# [Raw data]
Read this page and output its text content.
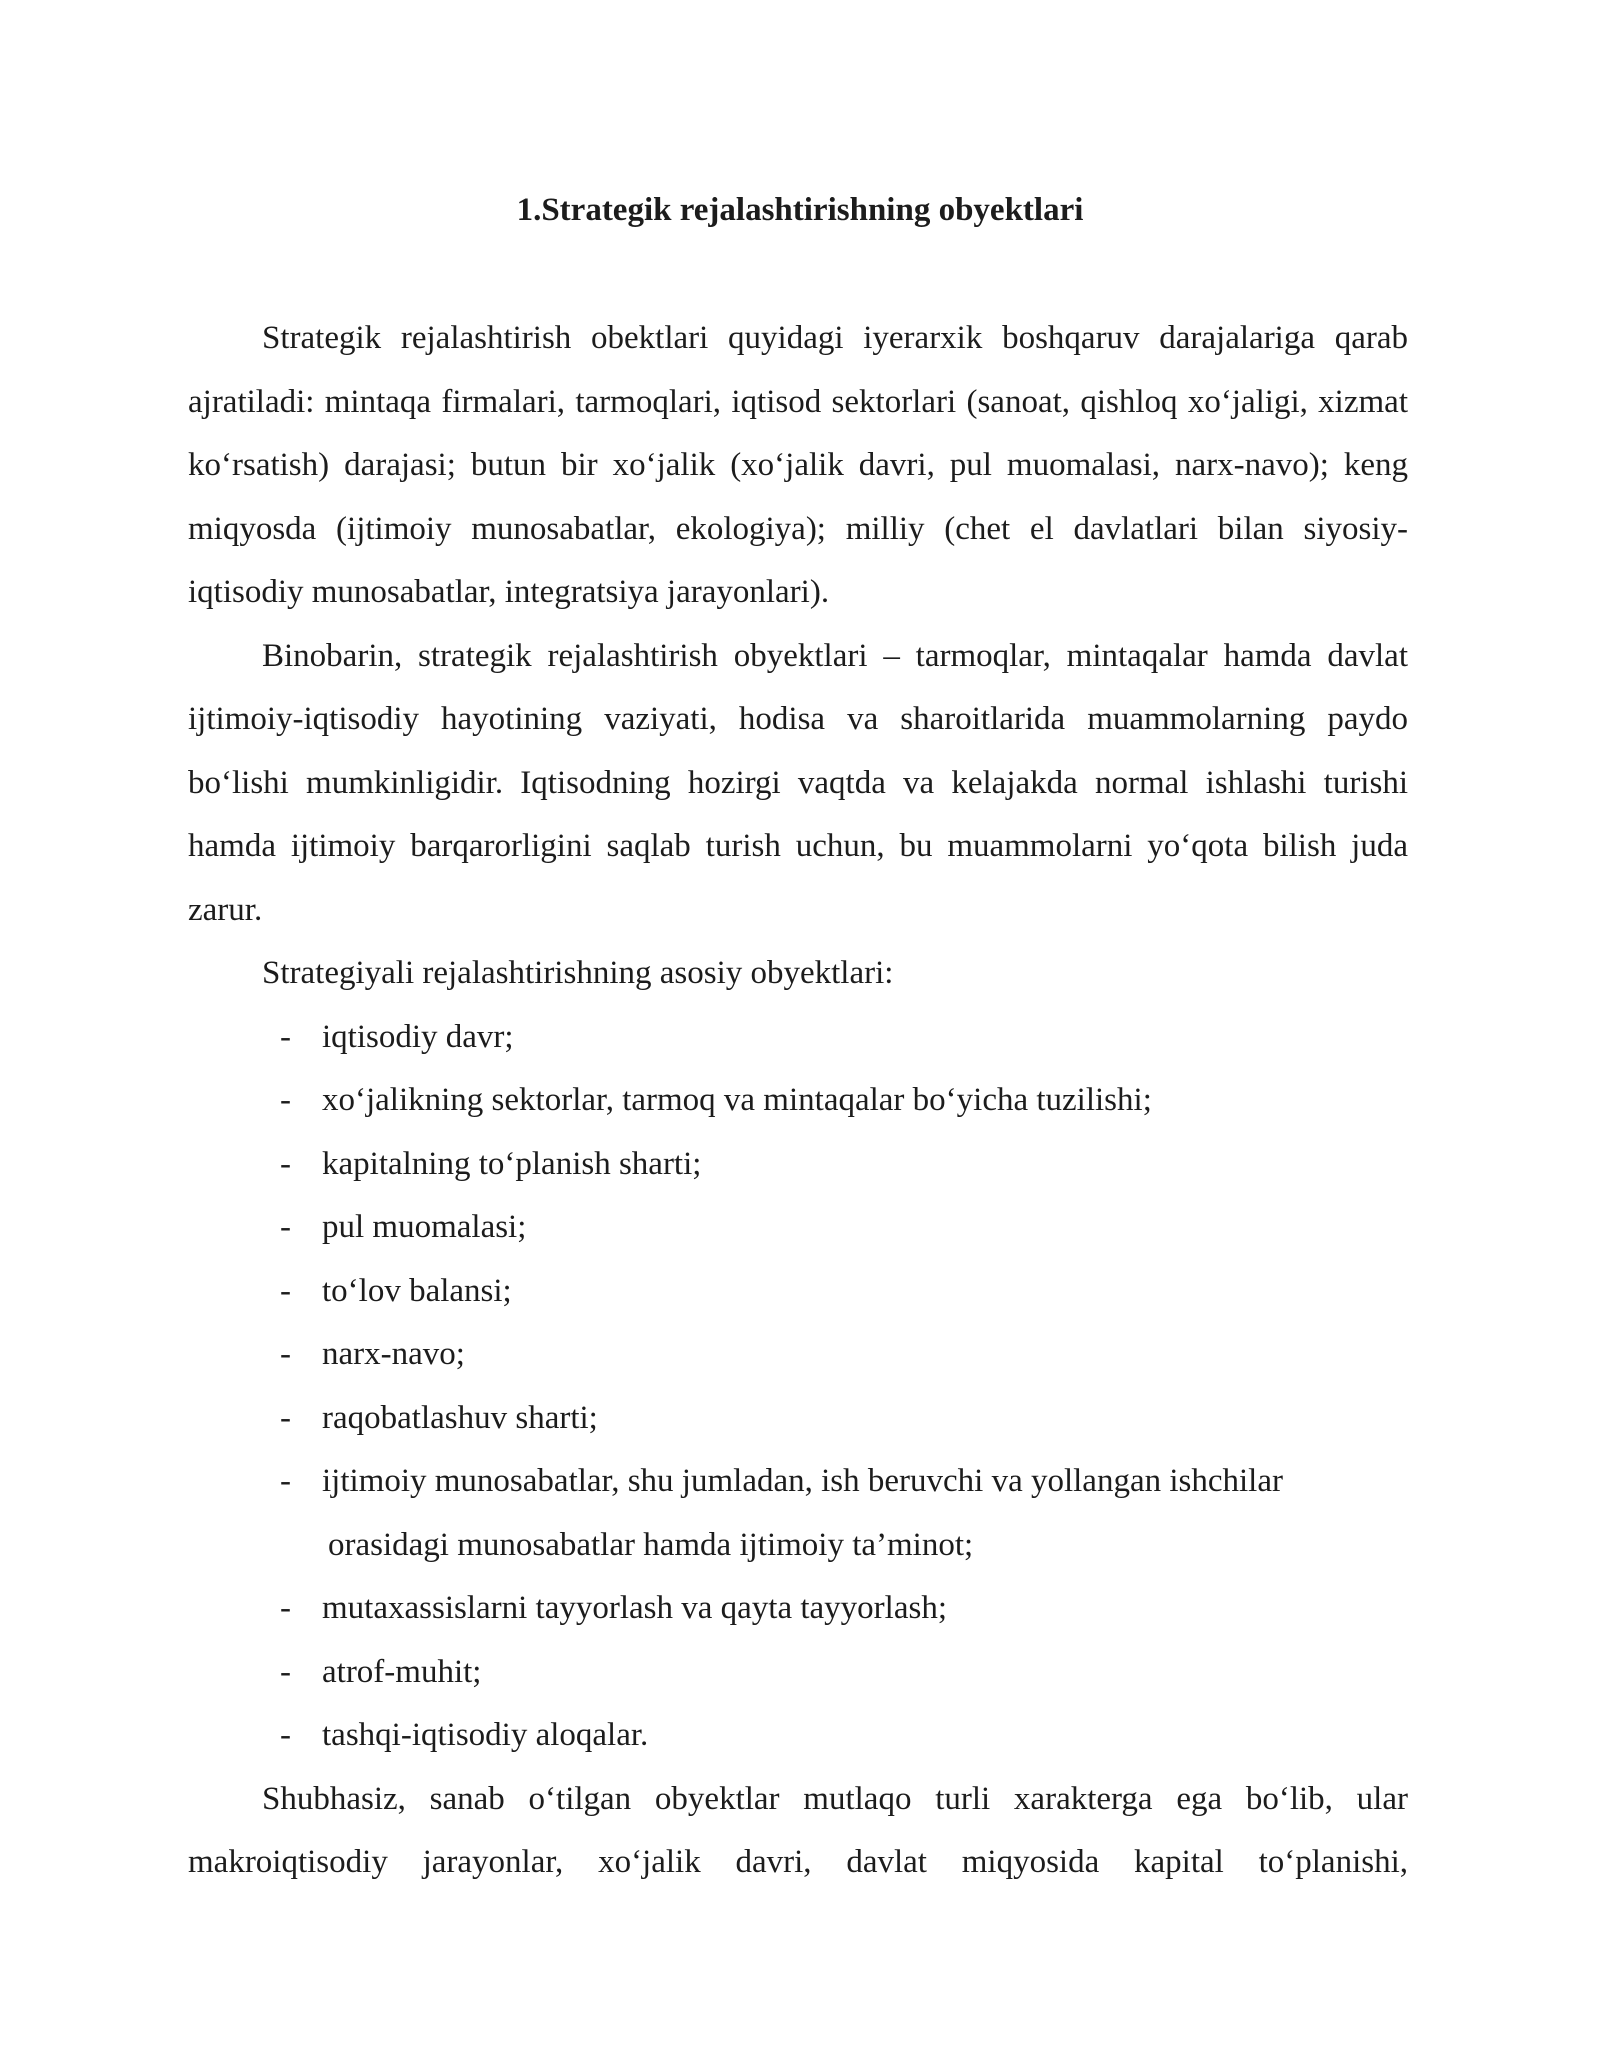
1.Strategik rejalashtirishning obyektlari

Strategik rejalashtirish obektlari quyidagi iyerarxik boshqaruv darajalariga qarab ajratiladi: mintaqa firmalari, tarmoqlari, iqtisod sektorlari (sanoat, qishloq xo‘jaligi, xizmat ko‘rsatish) darajasi; butun bir xo‘jalik (xo‘jalik davri, pul muomalasi, narx-navo); keng miqyosda (ijtimoiy munosabatlar, ekologiya); milliy (chet el davlatlari bilan siyosiy-iqtisodiy munosabatlar, integratsiya jarayonlari).

Binobarin, strategik rejalashtirish obyektlari – tarmoqlar, mintaqalar hamda davlat ijtimoiy-iqtisodiy hayotining vaziyati, hodisa va sharoitlarida muammolarning paydo bo‘lishi mumkinligidir. Iqtisodning hozirgi vaqtda va kelajakda normal ishlashi turishi hamda ijtimoiy barqarorligini saqlab turish uchun, bu muammolarni yo‘qota bilish juda zarur.

Strategiyali rejalashtirishning asosiy obyektlari:

- iqtisodiy davr;
- xo‘jalikning sektorlar, tarmoq va mintaqalar bo‘yicha tuzilishi;
- kapitalning to‘planish sharti;
- pul muomalasi;
- to‘lov balansi;
- narx-navo;
- raqobatlashuv sharti;
- ijtimoiy munosabatlar, shu jumladan, ish beruvchi va yollangan ishchilar
orasidagi munosabatlar hamda ijtimoiy ta’minot;
- mutaxassislarni tayyorlash va qayta tayyorlash;
- atrof-muhit;
- tashqi-iqtisodiy aloqalar.

Shubhasiz, sanab o‘tilgan obyektlar mutlaqo turli xarakterga ega bo‘lib, ular makroiqtisodiy jarayonlar, xo‘jalik davri, davlat miqyosida kapital to‘planishi,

# [What you need to do]
Filter the data, keeping only the lines that contain "rejalashtirishning".

# [Response]
1.Strategik rejalashtirishning obyektlari
Strategiyali rejalashtirishning asosiy obyektlari:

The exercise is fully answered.